▸ **Written exercise**
Search the records below for the word "Nanjing" and show every line where it occurs.

— begin —

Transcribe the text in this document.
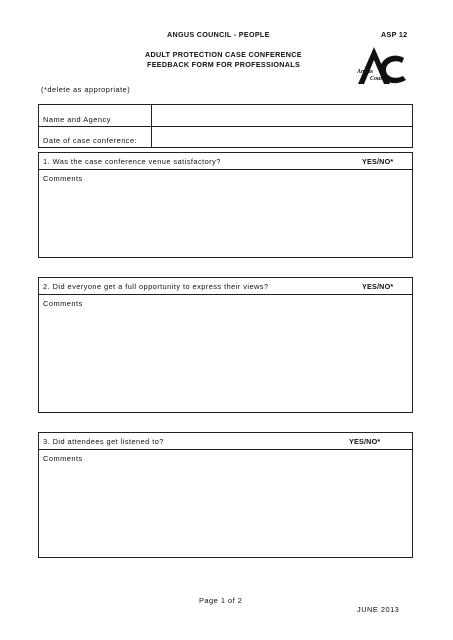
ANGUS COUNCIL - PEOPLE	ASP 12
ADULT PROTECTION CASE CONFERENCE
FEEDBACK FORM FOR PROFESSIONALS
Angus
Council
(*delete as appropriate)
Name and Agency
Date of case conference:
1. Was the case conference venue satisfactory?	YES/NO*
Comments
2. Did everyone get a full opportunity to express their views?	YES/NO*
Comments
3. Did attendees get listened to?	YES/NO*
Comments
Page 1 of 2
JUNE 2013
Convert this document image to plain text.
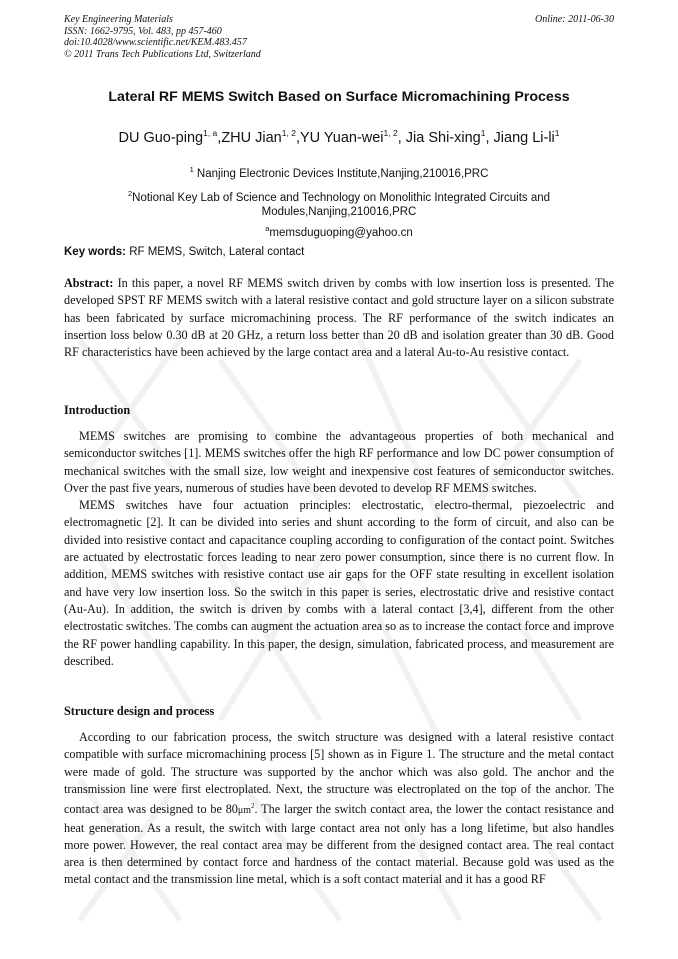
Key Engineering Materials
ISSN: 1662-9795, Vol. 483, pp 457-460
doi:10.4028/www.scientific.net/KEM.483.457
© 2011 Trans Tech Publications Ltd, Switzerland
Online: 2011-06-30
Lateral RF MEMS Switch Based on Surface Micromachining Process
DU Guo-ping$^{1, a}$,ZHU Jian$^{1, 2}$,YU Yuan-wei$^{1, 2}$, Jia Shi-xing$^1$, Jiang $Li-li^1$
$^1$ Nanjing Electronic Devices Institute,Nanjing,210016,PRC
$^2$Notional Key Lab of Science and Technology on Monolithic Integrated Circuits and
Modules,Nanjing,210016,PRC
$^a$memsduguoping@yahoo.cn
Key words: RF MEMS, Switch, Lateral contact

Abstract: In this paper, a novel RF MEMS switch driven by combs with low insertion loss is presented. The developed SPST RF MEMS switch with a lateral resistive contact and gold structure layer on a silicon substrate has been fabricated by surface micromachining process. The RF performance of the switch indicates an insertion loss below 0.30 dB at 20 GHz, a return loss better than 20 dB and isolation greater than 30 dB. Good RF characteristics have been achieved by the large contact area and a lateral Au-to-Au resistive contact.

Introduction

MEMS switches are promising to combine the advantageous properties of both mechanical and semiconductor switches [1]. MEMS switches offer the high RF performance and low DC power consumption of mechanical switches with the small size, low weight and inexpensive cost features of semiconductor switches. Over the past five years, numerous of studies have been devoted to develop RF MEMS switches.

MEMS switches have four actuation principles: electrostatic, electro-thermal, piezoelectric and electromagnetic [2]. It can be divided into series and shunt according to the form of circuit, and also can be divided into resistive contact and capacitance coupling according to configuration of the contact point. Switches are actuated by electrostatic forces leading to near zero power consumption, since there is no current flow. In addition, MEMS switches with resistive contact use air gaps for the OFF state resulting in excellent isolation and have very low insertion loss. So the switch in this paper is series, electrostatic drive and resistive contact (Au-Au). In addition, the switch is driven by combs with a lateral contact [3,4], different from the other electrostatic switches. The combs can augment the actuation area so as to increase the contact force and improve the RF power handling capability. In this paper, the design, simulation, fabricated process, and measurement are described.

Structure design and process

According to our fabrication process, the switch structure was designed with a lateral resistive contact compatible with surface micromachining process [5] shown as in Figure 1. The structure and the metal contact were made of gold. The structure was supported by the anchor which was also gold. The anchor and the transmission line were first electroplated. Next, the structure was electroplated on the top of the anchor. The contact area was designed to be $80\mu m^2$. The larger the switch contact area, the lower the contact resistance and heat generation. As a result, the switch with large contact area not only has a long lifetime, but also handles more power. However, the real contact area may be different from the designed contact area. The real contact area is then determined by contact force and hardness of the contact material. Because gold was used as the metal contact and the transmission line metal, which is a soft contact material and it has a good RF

— end —

▸ **Response to this task**
$^1$ Nanjing Electronic Devices Institute,Nanjing,210016,PRC
Modules,Nanjing,210016,PRC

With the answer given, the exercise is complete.